▸ **Aim of the task**
Repeat the full listing, word for word.

▸ **Supplied entries**
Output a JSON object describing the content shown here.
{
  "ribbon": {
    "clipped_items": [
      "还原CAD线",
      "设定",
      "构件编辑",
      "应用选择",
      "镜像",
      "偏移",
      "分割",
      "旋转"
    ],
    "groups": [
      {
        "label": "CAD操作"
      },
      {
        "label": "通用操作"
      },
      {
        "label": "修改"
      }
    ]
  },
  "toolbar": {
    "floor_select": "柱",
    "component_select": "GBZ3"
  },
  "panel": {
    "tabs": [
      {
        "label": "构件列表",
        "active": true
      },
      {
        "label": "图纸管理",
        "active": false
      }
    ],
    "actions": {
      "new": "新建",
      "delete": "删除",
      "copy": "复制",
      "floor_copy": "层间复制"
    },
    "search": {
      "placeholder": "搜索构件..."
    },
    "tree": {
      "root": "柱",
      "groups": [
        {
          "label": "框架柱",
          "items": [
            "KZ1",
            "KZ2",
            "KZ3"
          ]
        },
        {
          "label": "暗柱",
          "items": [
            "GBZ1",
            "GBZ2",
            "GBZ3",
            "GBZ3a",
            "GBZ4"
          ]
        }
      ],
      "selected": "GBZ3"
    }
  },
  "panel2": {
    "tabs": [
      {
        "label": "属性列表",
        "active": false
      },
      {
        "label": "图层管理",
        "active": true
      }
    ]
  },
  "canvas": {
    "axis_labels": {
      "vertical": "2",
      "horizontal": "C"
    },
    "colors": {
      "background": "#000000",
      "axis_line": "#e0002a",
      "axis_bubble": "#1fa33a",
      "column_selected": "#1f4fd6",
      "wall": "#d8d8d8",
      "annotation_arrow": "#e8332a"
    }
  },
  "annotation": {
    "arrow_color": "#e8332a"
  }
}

▸ **Answer to this task**
Output a JSON object describing the content shown here.
{
  "ribbon": {
    "clipped_items": [
      "还原CAD线",
      "设定",
      "构件编辑",
      "应用选择",
      "镜像",
      "偏移",
      "分割",
      "旋转"
    ],
    "groups": [
      {
        "label": "CAD操作"
      },
      {
        "label": "通用操作"
      },
      {
        "label": "修改"
      }
    ]
  },
  "toolbar": {
    "floor_select": "柱",
    "component_select": "GBZ3"
  },
  "panel": {
    "tabs": [
      {
        "label": "构件列表",
        "active": true
      },
      {
        "label": "图纸管理",
        "active": false
      }
    ],
    "actions": {
      "new": "新建",
      "delete": "删除",
      "copy": "复制",
      "floor_copy": "层间复制"
    },
    "search": {
      "placeholder": "搜索构件..."
    },
    "tree": {
      "root": "柱",
      "groups": [
        {
          "label": "框架柱",
          "items": [
            "KZ1",
            "KZ2",
            "KZ3"
          ]
        },
        {
          "label": "暗柱",
          "items": [
            "GBZ1",
            "GBZ2",
            "GBZ3",
            "GBZ3a",
            "GBZ4"
          ]
        }
      ],
      "selected": "GBZ3"
    }
  },
  "panel2": {
    "tabs": [
      {
        "label": "属性列表",
        "active": false
      },
      {
        "label": "图层管理",
        "active": true
      }
    ]
  },
  "canvas": {
    "axis_labels": {
      "vertical": "2",
      "horizontal": "C"
    },
    "colors": {
      "background": "#000000",
      "axis_line": "#e0002a",
      "axis_bubble": "#1fa33a",
      "column_selected": "#1f4fd6",
      "wall": "#d8d8d8",
      "annotation_arrow": "#e8332a"
    }
  },
  "annotation": {
    "arrow_color": "#e8332a"
  }
}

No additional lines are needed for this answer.